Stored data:
[START]
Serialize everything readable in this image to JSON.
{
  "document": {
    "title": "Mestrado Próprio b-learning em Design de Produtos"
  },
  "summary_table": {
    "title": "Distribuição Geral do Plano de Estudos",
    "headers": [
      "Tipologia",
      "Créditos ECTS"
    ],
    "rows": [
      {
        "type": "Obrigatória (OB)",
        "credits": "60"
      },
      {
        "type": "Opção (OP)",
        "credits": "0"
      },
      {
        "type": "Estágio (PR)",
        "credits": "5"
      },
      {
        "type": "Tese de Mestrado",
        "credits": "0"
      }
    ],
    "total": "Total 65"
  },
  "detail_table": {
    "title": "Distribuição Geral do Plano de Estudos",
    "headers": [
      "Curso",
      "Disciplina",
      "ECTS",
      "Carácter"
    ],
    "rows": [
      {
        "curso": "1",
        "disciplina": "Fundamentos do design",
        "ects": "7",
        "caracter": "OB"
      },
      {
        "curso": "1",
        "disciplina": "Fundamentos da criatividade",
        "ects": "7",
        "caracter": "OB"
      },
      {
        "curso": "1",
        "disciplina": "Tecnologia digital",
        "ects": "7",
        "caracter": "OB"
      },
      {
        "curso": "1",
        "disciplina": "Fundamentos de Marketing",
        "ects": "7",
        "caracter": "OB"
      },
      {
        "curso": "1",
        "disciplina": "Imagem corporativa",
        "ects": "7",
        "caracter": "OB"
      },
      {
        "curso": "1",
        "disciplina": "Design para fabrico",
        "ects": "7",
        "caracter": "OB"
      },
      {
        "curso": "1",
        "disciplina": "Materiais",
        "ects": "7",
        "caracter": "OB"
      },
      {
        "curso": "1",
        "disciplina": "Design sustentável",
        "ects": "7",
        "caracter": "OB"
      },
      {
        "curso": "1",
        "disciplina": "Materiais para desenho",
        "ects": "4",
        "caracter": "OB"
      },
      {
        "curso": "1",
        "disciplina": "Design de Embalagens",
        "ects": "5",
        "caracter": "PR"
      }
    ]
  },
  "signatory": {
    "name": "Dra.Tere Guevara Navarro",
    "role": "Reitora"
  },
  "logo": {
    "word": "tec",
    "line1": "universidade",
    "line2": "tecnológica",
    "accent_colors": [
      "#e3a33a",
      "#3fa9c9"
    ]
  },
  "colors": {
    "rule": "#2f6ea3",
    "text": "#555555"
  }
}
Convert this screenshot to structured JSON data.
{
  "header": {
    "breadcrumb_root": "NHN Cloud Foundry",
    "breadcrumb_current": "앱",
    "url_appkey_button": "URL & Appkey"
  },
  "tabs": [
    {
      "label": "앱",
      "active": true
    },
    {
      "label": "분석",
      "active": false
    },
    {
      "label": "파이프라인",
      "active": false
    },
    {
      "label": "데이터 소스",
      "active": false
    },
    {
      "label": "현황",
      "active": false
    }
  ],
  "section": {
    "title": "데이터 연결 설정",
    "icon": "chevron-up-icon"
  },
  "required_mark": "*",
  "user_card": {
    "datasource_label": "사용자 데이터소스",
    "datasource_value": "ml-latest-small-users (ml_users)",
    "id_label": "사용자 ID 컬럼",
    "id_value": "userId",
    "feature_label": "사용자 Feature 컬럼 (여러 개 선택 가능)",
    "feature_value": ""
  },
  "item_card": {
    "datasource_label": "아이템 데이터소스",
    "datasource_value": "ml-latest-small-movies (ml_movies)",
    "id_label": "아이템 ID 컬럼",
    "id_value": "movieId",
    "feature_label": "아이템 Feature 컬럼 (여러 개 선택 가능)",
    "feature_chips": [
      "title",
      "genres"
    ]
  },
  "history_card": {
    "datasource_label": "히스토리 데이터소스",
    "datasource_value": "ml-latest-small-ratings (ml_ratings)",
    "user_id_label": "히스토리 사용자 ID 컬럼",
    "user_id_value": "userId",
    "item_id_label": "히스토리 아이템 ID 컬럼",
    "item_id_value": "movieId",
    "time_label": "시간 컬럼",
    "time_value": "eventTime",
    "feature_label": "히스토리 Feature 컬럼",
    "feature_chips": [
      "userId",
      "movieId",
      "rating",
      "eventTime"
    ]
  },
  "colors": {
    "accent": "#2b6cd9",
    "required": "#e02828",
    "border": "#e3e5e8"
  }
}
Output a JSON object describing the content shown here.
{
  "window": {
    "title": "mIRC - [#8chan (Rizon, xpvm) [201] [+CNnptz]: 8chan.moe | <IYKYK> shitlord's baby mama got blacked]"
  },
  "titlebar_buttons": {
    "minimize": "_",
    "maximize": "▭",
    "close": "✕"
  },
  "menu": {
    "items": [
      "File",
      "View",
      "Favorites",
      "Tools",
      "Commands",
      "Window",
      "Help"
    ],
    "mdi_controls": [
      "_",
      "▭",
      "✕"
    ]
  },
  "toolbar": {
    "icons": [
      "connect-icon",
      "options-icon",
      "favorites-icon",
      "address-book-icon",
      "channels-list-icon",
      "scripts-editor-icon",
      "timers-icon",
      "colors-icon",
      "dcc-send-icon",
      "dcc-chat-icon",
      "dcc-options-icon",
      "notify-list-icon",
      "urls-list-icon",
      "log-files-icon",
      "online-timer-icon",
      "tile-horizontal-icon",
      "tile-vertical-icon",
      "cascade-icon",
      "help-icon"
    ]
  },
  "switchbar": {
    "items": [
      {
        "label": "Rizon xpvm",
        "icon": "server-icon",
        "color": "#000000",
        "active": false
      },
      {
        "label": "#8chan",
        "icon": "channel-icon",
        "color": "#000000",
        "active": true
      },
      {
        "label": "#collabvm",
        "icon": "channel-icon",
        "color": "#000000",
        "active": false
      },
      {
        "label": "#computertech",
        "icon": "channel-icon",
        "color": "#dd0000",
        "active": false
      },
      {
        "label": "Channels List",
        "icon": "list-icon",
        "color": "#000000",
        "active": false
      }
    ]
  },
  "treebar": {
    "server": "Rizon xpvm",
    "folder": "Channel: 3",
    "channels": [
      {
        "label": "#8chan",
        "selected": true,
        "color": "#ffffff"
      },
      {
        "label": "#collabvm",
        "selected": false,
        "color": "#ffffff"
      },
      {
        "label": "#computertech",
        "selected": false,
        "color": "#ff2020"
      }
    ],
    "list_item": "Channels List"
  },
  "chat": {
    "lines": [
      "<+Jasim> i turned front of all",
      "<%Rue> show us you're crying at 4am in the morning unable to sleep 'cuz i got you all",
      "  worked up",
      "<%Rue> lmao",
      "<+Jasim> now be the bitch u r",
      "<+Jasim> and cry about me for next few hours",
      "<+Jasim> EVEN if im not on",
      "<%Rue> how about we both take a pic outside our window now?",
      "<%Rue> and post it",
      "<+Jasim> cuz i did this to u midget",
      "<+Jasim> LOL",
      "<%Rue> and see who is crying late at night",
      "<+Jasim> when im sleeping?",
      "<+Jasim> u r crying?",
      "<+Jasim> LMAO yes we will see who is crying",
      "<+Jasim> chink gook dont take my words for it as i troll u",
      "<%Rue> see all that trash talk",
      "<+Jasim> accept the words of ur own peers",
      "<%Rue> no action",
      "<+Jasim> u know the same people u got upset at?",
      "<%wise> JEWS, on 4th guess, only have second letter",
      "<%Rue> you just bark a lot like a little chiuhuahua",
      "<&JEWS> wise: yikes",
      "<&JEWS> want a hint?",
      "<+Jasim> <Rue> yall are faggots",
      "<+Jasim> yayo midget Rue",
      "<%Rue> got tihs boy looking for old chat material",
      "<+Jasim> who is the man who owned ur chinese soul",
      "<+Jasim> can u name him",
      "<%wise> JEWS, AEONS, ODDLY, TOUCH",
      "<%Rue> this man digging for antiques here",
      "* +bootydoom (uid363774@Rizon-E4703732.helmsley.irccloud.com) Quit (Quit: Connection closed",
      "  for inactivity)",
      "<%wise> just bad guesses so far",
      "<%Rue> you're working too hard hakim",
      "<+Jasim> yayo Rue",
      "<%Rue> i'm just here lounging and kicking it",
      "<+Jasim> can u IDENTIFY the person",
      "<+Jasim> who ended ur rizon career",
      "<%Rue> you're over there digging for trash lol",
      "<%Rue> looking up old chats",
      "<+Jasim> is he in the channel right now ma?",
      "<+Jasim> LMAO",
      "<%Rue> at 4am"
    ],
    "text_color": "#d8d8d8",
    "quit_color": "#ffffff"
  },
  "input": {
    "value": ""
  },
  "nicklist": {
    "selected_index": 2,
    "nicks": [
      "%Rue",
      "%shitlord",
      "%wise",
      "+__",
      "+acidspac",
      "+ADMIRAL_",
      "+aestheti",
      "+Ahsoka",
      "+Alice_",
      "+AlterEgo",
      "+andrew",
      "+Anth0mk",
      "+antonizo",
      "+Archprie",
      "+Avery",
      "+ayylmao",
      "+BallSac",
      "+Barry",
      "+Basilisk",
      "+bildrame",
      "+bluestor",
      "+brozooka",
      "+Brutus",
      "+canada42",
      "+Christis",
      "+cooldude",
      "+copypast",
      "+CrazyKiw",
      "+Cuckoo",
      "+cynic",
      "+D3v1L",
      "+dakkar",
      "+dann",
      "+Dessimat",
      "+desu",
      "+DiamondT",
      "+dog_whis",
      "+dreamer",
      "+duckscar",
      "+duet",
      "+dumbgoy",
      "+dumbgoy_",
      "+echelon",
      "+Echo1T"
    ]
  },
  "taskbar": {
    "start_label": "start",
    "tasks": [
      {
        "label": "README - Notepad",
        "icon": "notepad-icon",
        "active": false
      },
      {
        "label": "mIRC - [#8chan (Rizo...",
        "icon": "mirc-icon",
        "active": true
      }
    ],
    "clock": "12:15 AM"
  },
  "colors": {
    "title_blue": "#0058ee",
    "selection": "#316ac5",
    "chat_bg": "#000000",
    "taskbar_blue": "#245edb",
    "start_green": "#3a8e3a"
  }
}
[END]
Collect every line above that contains the word "just".

REPLY
      "<%Rue> you just bark a lot like a little chiuhuahua",
      "<%wise> just bad guesses so far",
      "<%Rue> i'm just here lounging and kicking it",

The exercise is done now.